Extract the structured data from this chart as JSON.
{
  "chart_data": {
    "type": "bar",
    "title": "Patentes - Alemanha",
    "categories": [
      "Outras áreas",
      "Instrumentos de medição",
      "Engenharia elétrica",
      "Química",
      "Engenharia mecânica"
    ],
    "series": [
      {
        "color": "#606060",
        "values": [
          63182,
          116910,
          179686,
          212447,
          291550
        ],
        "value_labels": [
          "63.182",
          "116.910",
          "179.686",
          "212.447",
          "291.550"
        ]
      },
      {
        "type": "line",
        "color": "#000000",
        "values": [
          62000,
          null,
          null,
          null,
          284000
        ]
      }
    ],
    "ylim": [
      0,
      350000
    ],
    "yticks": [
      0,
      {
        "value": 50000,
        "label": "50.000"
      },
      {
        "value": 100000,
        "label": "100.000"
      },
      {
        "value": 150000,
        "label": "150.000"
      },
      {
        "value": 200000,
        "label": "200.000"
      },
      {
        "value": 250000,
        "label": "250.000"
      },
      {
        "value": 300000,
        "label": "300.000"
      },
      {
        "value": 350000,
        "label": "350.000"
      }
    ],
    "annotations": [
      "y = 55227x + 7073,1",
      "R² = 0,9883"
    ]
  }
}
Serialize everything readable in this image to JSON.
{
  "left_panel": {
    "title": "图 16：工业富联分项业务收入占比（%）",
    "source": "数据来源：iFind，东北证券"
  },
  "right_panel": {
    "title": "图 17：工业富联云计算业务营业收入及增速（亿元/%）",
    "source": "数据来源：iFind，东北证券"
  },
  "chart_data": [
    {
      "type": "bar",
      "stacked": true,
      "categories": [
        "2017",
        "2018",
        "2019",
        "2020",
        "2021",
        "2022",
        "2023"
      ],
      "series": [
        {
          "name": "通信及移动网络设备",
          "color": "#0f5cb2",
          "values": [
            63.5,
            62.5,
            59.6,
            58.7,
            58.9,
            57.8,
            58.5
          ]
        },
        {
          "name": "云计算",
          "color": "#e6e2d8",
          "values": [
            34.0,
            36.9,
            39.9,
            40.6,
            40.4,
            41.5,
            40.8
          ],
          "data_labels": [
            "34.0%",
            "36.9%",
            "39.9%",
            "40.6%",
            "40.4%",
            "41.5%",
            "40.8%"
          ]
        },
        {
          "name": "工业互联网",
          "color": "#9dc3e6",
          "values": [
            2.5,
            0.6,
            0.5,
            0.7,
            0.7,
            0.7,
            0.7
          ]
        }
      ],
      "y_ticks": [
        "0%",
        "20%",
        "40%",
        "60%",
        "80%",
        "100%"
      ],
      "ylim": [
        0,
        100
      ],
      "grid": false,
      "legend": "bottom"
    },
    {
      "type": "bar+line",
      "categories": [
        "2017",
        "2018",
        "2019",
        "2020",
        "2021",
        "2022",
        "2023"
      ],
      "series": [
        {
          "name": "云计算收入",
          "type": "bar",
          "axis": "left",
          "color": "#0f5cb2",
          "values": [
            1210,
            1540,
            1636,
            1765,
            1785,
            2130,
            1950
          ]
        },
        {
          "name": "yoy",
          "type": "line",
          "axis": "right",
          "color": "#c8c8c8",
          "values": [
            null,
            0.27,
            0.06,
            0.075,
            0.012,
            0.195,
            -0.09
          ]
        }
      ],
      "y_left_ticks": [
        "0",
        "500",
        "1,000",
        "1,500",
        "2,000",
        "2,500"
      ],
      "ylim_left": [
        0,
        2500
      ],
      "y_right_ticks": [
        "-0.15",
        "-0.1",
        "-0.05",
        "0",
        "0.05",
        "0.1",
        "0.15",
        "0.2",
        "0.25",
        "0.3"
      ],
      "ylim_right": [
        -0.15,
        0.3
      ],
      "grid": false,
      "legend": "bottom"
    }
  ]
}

++++++++++

> [Do this]: Each line in the material above must be retyped without alteration.

> [Answer in full]:
Extract the structured data from this chart as JSON.
{
  "chart_data": {
    "type": "bar",
    "title": "Patentes - Alemanha",
    "categories": [
      "Outras áreas",
      "Instrumentos de medição",
      "Engenharia elétrica",
      "Química",
      "Engenharia mecânica"
    ],
    "series": [
      {
        "color": "#606060",
        "values": [
          63182,
          116910,
          179686,
          212447,
          291550
        ],
        "value_labels": [
          "63.182",
          "116.910",
          "179.686",
          "212.447",
          "291.550"
        ]
      },
      {
        "type": "line",
        "color": "#000000",
        "values": [
          62000,
          null,
          null,
          null,
          284000
        ]
      }
    ],
    "ylim": [
      0,
      350000
    ],
    "yticks": [
      0,
      {
        "value": 50000,
        "label": "50.000"
      },
      {
        "value": 100000,
        "label": "100.000"
      },
      {
        "value": 150000,
        "label": "150.000"
      },
      {
        "value": 200000,
        "label": "200.000"
      },
      {
        "value": 250000,
        "label": "250.000"
      },
      {
        "value": 300000,
        "label": "300.000"
      },
      {
        "value": 350000,
        "label": "350.000"
      }
    ],
    "annotations": [
      "y = 55227x + 7073,1",
      "R² = 0,9883"
    ]
  }
}
Serialize everything readable in this image to JSON.
{
  "left_panel": {
    "title": "图 16：工业富联分项业务收入占比（%）",
    "source": "数据来源：iFind，东北证券"
  },
  "right_panel": {
    "title": "图 17：工业富联云计算业务营业收入及增速（亿元/%）",
    "source": "数据来源：iFind，东北证券"
  },
  "chart_data": [
    {
      "type": "bar",
      "stacked": true,
      "categories": [
        "2017",
        "2018",
        "2019",
        "2020",
        "2021",
        "2022",
        "2023"
      ],
      "series": [
        {
          "name": "通信及移动网络设备",
          "color": "#0f5cb2",
          "values": [
            63.5,
            62.5,
            59.6,
            58.7,
            58.9,
            57.8,
            58.5
          ]
        },
        {
          "name": "云计算",
          "color": "#e6e2d8",
          "values": [
            34.0,
            36.9,
            39.9,
            40.6,
            40.4,
            41.5,
            40.8
          ],
          "data_labels": [
            "34.0%",
            "36.9%",
            "39.9%",
            "40.6%",
            "40.4%",
            "41.5%",
            "40.8%"
          ]
        },
        {
          "name": "工业互联网",
          "color": "#9dc3e6",
          "values": [
            2.5,
            0.6,
            0.5,
            0.7,
            0.7,
            0.7,
            0.7
          ]
        }
      ],
      "y_ticks": [
        "0%",
        "20%",
        "40%",
        "60%",
        "80%",
        "100%"
      ],
      "ylim": [
        0,
        100
      ],
      "grid": false,
      "legend": "bottom"
    },
    {
      "type": "bar+line",
      "categories": [
        "2017",
        "2018",
        "2019",
        "2020",
        "2021",
        "2022",
        "2023"
      ],
      "series": [
        {
          "name": "云计算收入",
          "type": "bar",
          "axis": "left",
          "color": "#0f5cb2",
          "values": [
            1210,
            1540,
            1636,
            1765,
            1785,
            2130,
            1950
          ]
        },
        {
          "name": "yoy",
          "type": "line",
          "axis": "right",
          "color": "#c8c8c8",
          "values": [
            null,
            0.27,
            0.06,
            0.075,
            0.012,
            0.195,
            -0.09
          ]
        }
      ],
      "y_left_ticks": [
        "0",
        "500",
        "1,000",
        "1,500",
        "2,000",
        "2,500"
      ],
      "ylim_left": [
        0,
        2500
      ],
      "y_right_ticks": [
        "-0.15",
        "-0.1",
        "-0.05",
        "0",
        "0.05",
        "0.1",
        "0.15",
        "0.2",
        "0.25",
        "0.3"
      ],
      "ylim_right": [
        -0.15,
        0.3
      ],
      "grid": false,
      "legend": "bottom"
    }
  ]
}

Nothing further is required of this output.